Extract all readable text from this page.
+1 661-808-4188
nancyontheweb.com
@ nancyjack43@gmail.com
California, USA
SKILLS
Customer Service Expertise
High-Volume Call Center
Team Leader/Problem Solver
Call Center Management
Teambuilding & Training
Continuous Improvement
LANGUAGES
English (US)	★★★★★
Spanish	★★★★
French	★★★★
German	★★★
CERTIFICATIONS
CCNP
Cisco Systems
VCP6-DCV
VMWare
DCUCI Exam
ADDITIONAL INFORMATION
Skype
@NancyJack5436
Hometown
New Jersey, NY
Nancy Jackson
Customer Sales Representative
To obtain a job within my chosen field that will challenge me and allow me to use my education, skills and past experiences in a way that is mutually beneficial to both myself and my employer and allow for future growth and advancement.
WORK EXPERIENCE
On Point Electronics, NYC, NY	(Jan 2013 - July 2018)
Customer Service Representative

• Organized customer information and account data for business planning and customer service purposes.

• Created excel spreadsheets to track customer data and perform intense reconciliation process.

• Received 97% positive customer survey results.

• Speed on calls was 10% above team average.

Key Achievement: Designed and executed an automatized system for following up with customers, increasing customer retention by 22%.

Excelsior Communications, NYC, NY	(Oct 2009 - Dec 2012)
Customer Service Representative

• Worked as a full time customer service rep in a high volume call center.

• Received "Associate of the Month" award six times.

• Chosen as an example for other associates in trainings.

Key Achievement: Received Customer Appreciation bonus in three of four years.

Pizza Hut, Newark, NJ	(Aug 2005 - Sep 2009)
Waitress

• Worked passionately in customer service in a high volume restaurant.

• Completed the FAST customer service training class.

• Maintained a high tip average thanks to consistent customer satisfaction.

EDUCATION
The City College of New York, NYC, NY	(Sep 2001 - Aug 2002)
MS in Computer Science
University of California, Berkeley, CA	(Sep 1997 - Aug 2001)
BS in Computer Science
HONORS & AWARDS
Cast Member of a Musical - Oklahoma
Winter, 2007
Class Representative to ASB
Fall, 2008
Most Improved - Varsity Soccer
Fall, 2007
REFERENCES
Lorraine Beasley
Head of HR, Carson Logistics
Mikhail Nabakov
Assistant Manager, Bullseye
§ §
*Work required*
Where a line of the records above holds the word "Representative", copy that line.

*Output of the exercise*
Customer Sales Representative
Customer Service Representative
Customer Service Representative
Class Representative to ASB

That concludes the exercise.